Short task: Set the data down again, exactly as it reads, but without the pictures.

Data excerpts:
---*---

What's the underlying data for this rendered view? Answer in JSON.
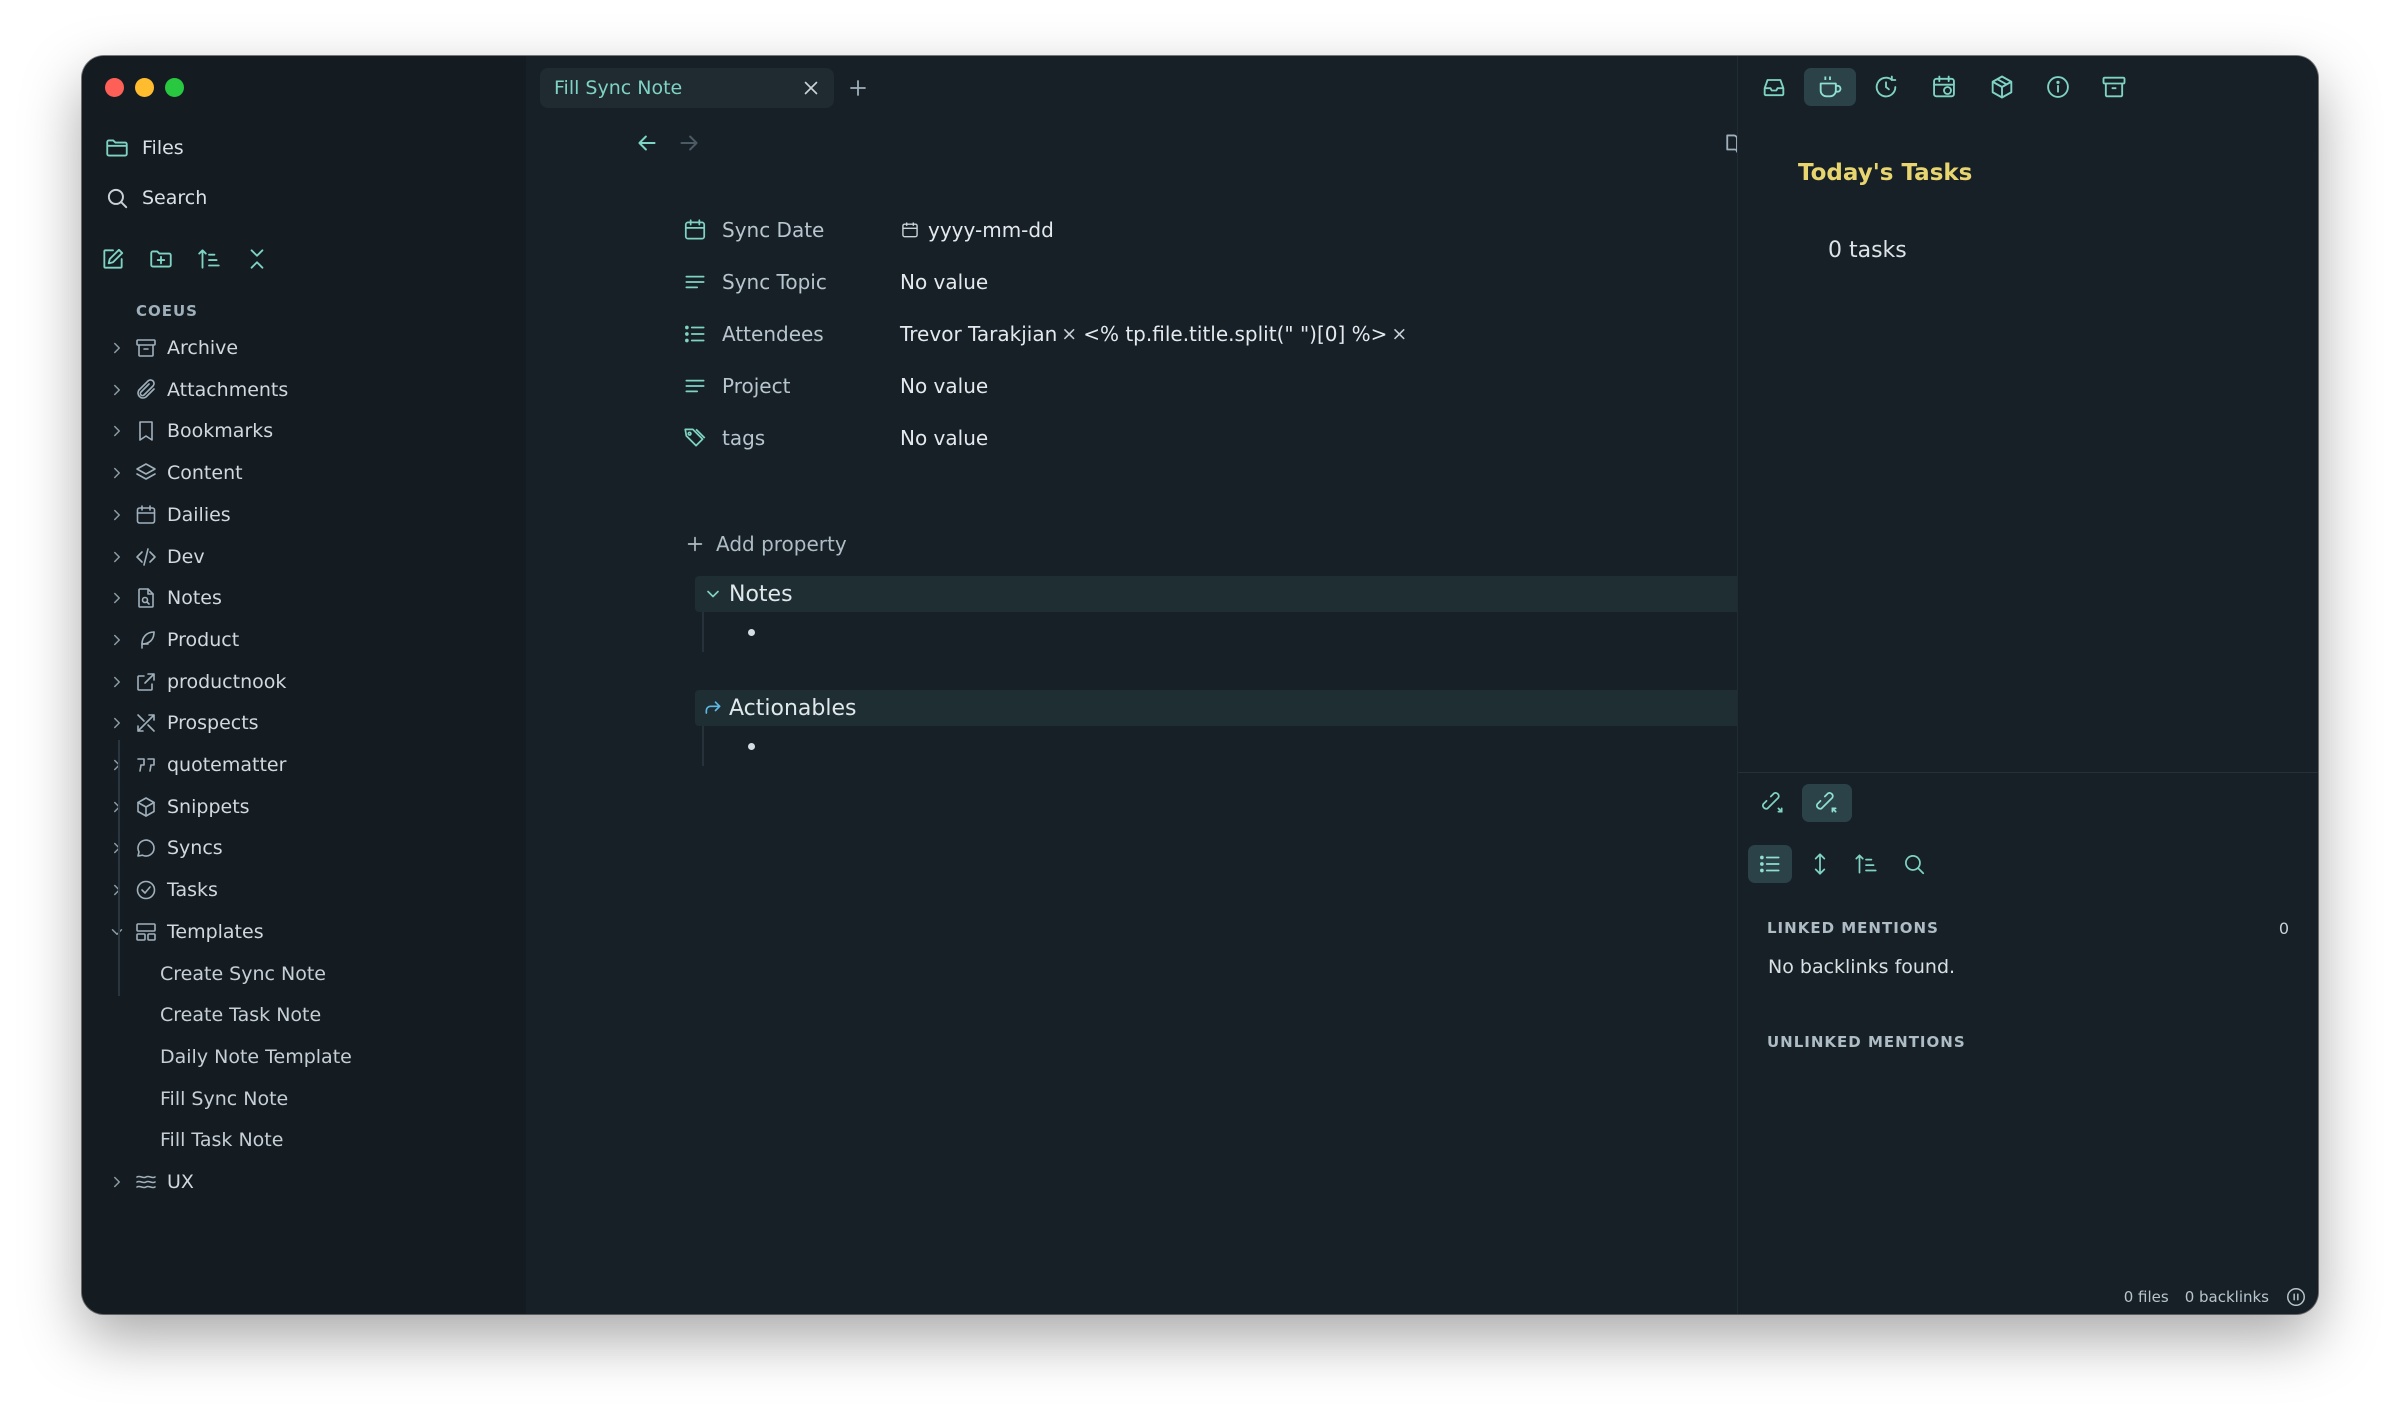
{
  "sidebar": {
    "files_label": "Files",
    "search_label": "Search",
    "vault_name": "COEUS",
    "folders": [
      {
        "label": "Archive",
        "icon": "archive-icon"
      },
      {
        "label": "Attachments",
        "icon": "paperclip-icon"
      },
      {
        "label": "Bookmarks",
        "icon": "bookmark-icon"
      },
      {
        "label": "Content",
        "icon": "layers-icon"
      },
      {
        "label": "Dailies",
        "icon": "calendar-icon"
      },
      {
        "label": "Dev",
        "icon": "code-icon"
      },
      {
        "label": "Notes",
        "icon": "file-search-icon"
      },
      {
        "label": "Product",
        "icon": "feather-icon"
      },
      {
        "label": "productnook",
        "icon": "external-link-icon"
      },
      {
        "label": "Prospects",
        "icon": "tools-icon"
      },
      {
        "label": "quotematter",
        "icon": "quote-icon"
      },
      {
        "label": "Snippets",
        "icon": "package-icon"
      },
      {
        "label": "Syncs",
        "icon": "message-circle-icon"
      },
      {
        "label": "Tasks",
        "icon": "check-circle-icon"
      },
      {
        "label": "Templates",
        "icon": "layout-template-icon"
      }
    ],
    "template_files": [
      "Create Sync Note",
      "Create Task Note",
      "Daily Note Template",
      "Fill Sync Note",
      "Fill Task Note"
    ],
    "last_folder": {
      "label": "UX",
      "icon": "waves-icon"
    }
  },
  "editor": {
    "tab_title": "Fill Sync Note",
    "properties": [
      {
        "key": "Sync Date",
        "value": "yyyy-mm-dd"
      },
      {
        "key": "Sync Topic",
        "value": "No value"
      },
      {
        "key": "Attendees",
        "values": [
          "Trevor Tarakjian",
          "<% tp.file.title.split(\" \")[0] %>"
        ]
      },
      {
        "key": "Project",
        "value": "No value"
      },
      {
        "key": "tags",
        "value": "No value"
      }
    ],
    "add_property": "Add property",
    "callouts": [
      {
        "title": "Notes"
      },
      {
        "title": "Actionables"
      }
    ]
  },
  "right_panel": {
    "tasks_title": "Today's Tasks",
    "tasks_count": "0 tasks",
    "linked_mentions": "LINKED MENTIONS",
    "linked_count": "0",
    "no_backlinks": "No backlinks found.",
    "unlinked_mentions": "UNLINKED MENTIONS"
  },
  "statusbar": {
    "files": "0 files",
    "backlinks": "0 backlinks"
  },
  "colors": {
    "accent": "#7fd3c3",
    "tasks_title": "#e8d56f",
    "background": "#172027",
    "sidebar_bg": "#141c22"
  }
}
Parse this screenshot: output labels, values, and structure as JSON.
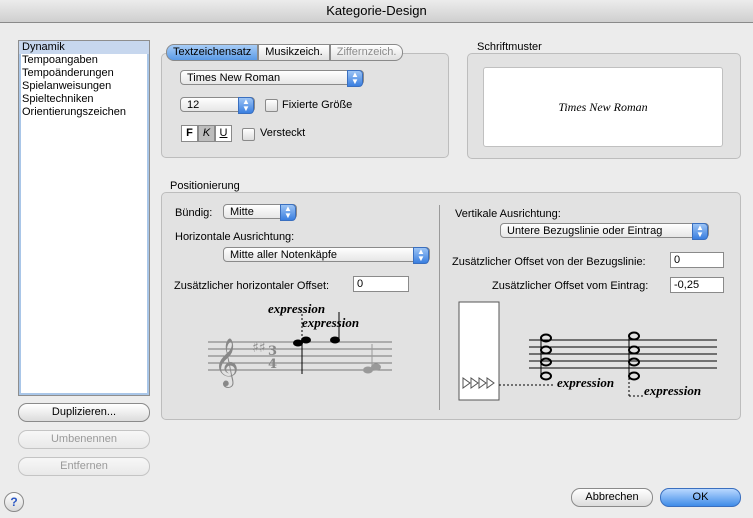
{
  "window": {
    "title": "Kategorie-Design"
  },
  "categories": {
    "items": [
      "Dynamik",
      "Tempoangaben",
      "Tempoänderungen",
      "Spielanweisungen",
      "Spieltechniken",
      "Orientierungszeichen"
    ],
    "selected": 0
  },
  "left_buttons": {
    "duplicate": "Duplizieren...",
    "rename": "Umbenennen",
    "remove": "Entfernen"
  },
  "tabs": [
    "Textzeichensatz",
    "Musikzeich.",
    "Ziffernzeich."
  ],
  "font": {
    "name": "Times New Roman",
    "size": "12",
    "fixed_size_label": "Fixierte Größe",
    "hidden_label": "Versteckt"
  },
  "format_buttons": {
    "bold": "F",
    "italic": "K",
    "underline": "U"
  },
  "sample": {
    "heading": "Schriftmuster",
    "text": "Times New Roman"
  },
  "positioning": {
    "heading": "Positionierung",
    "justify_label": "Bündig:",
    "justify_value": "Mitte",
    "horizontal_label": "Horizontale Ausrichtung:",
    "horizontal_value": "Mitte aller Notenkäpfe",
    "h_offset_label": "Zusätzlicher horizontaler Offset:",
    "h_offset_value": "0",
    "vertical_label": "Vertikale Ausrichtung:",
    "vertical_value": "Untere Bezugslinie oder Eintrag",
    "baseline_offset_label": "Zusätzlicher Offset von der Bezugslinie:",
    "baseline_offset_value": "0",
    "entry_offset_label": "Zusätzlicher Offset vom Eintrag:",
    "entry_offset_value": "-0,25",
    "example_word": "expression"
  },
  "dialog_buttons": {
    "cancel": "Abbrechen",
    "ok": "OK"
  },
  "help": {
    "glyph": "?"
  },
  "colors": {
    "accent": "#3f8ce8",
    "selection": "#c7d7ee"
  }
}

---*---

Exercise result:
What's the underlying data for this rendered view? Answer in JSON.
{
  "sidebar": {
    "files_label": "Files",
    "search_label": "Search",
    "vault_name": "COEUS",
    "folders": [
      {
        "label": "Archive",
        "icon": "archive-icon"
      },
      {
        "label": "Attachments",
        "icon": "paperclip-icon"
      },
      {
        "label": "Bookmarks",
        "icon": "bookmark-icon"
      },
      {
        "label": "Content",
        "icon": "layers-icon"
      },
      {
        "label": "Dailies",
        "icon": "calendar-icon"
      },
      {
        "label": "Dev",
        "icon": "code-icon"
      },
      {
        "label": "Notes",
        "icon": "file-search-icon"
      },
      {
        "label": "Product",
        "icon": "feather-icon"
      },
      {
        "label": "productnook",
        "icon": "external-link-icon"
      },
      {
        "label": "Prospects",
        "icon": "tools-icon"
      },
      {
        "label": "quotematter",
        "icon": "quote-icon"
      },
      {
        "label": "Snippets",
        "icon": "package-icon"
      },
      {
        "label": "Syncs",
        "icon": "message-circle-icon"
      },
      {
        "label": "Tasks",
        "icon": "check-circle-icon"
      },
      {
        "label": "Templates",
        "icon": "layout-template-icon"
      }
    ],
    "template_files": [
      "Create Sync Note",
      "Create Task Note",
      "Daily Note Template",
      "Fill Sync Note",
      "Fill Task Note"
    ],
    "last_folder": {
      "label": "UX",
      "icon": "waves-icon"
    }
  },
  "editor": {
    "tab_title": "Fill Sync Note",
    "properties": [
      {
        "key": "Sync Date",
        "value": "yyyy-mm-dd"
      },
      {
        "key": "Sync Topic",
        "value": "No value"
      },
      {
        "key": "Attendees",
        "values": [
          "Trevor Tarakjian",
          "<% tp.file.title.split(\" \")[0] %>"
        ]
      },
      {
        "key": "Project",
        "value": "No value"
      },
      {
        "key": "tags",
        "value": "No value"
      }
    ],
    "add_property": "Add property",
    "callouts": [
      {
        "title": "Notes"
      },
      {
        "title": "Actionables"
      }
    ]
  },
  "right_panel": {
    "tasks_title": "Today's Tasks",
    "tasks_count": "0 tasks",
    "linked_mentions": "LINKED MENTIONS",
    "linked_count": "0",
    "no_backlinks": "No backlinks found.",
    "unlinked_mentions": "UNLINKED MENTIONS"
  },
  "statusbar": {
    "files": "0 files",
    "backlinks": "0 backlinks"
  },
  "colors": {
    "accent": "#7fd3c3",
    "tasks_title": "#e8d56f",
    "background": "#172027",
    "sidebar_bg": "#141c22"
  }
}
Parse this screenshot: output labels, values, and structure as JSON.
{
  "window": {
    "title": "Kategorie-Design"
  },
  "categories": {
    "items": [
      "Dynamik",
      "Tempoangaben",
      "Tempoänderungen",
      "Spielanweisungen",
      "Spieltechniken",
      "Orientierungszeichen"
    ],
    "selected": 0
  },
  "left_buttons": {
    "duplicate": "Duplizieren...",
    "rename": "Umbenennen",
    "remove": "Entfernen"
  },
  "tabs": [
    "Textzeichensatz",
    "Musikzeich.",
    "Ziffernzeich."
  ],
  "font": {
    "name": "Times New Roman",
    "size": "12",
    "fixed_size_label": "Fixierte Größe",
    "hidden_label": "Versteckt"
  },
  "format_buttons": {
    "bold": "F",
    "italic": "K",
    "underline": "U"
  },
  "sample": {
    "heading": "Schriftmuster",
    "text": "Times New Roman"
  },
  "positioning": {
    "heading": "Positionierung",
    "justify_label": "Bündig:",
    "justify_value": "Mitte",
    "horizontal_label": "Horizontale Ausrichtung:",
    "horizontal_value": "Mitte aller Notenkäpfe",
    "h_offset_label": "Zusätzlicher horizontaler Offset:",
    "h_offset_value": "0",
    "vertical_label": "Vertikale Ausrichtung:",
    "vertical_value": "Untere Bezugslinie oder Eintrag",
    "baseline_offset_label": "Zusätzlicher Offset von der Bezugslinie:",
    "baseline_offset_value": "0",
    "entry_offset_label": "Zusätzlicher Offset vom Eintrag:",
    "entry_offset_value": "-0,25",
    "example_word": "expression"
  },
  "dialog_buttons": {
    "cancel": "Abbrechen",
    "ok": "OK"
  },
  "help": {
    "glyph": "?"
  },
  "colors": {
    "accent": "#3f8ce8",
    "selection": "#c7d7ee"
  }
}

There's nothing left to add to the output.